Any pictures in the records below should be skipped; write out everything else exactly.
## start RECORDS SUPPLIED
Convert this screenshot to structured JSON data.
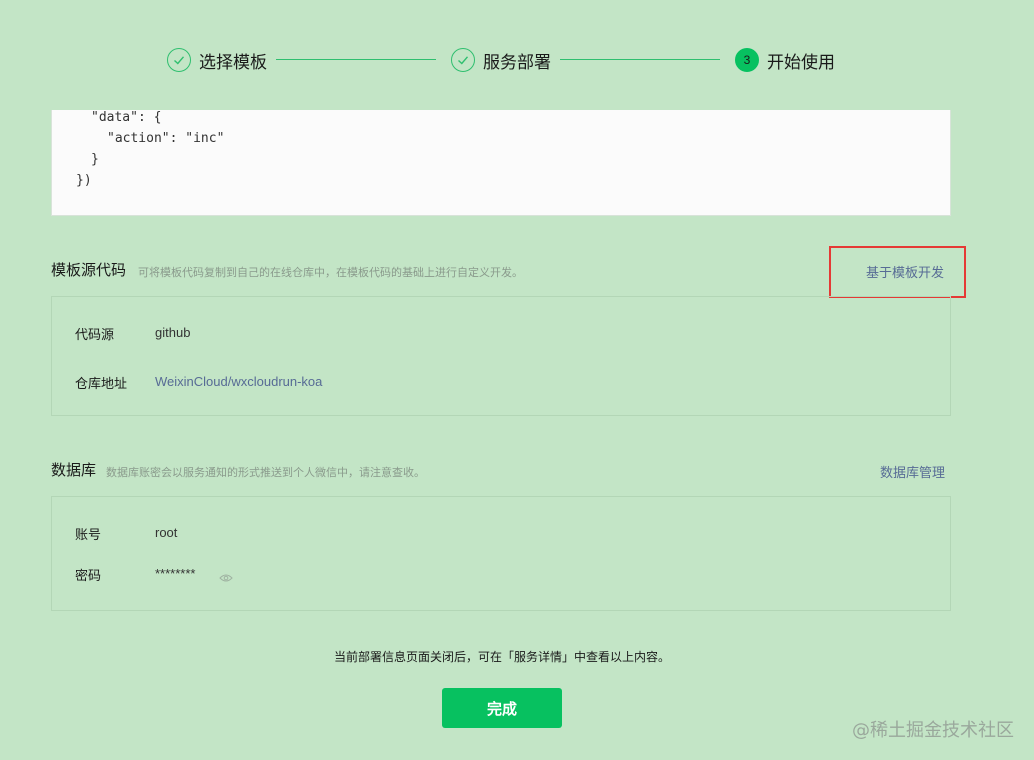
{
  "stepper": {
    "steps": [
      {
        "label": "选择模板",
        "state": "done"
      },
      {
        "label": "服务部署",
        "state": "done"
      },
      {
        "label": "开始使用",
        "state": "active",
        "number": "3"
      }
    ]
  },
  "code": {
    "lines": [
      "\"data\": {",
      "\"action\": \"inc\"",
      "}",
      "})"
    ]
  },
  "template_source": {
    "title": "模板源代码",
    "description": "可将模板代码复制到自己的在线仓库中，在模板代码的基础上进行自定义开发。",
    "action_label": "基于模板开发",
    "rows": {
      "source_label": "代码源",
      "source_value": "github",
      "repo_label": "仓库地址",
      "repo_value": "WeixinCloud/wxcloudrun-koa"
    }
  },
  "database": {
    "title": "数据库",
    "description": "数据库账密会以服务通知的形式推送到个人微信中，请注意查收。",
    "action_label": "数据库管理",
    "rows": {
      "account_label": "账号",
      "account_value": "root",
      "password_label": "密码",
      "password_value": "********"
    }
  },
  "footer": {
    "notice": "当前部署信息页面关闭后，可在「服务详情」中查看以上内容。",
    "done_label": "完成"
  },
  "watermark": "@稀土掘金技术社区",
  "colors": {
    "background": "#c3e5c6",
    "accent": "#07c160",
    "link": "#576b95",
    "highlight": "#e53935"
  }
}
## end RECORDS SUPPLIED
**RESULT OF THE TASK:**
Convert this screenshot to structured JSON data.
{
  "stepper": {
    "steps": [
      {
        "label": "选择模板",
        "state": "done"
      },
      {
        "label": "服务部署",
        "state": "done"
      },
      {
        "label": "开始使用",
        "state": "active",
        "number": "3"
      }
    ]
  },
  "code": {
    "lines": [
      "\"data\": {",
      "\"action\": \"inc\"",
      "}",
      "})"
    ]
  },
  "template_source": {
    "title": "模板源代码",
    "description": "可将模板代码复制到自己的在线仓库中，在模板代码的基础上进行自定义开发。",
    "action_label": "基于模板开发",
    "rows": {
      "source_label": "代码源",
      "source_value": "github",
      "repo_label": "仓库地址",
      "repo_value": "WeixinCloud/wxcloudrun-koa"
    }
  },
  "database": {
    "title": "数据库",
    "description": "数据库账密会以服务通知的形式推送到个人微信中，请注意查收。",
    "action_label": "数据库管理",
    "rows": {
      "account_label": "账号",
      "account_value": "root",
      "password_label": "密码",
      "password_value": "********"
    }
  },
  "footer": {
    "notice": "当前部署信息页面关闭后，可在「服务详情」中查看以上内容。",
    "done_label": "完成"
  },
  "watermark": "@稀土掘金技术社区",
  "colors": {
    "background": "#c3e5c6",
    "accent": "#07c160",
    "link": "#576b95",
    "highlight": "#e53935"
  }
}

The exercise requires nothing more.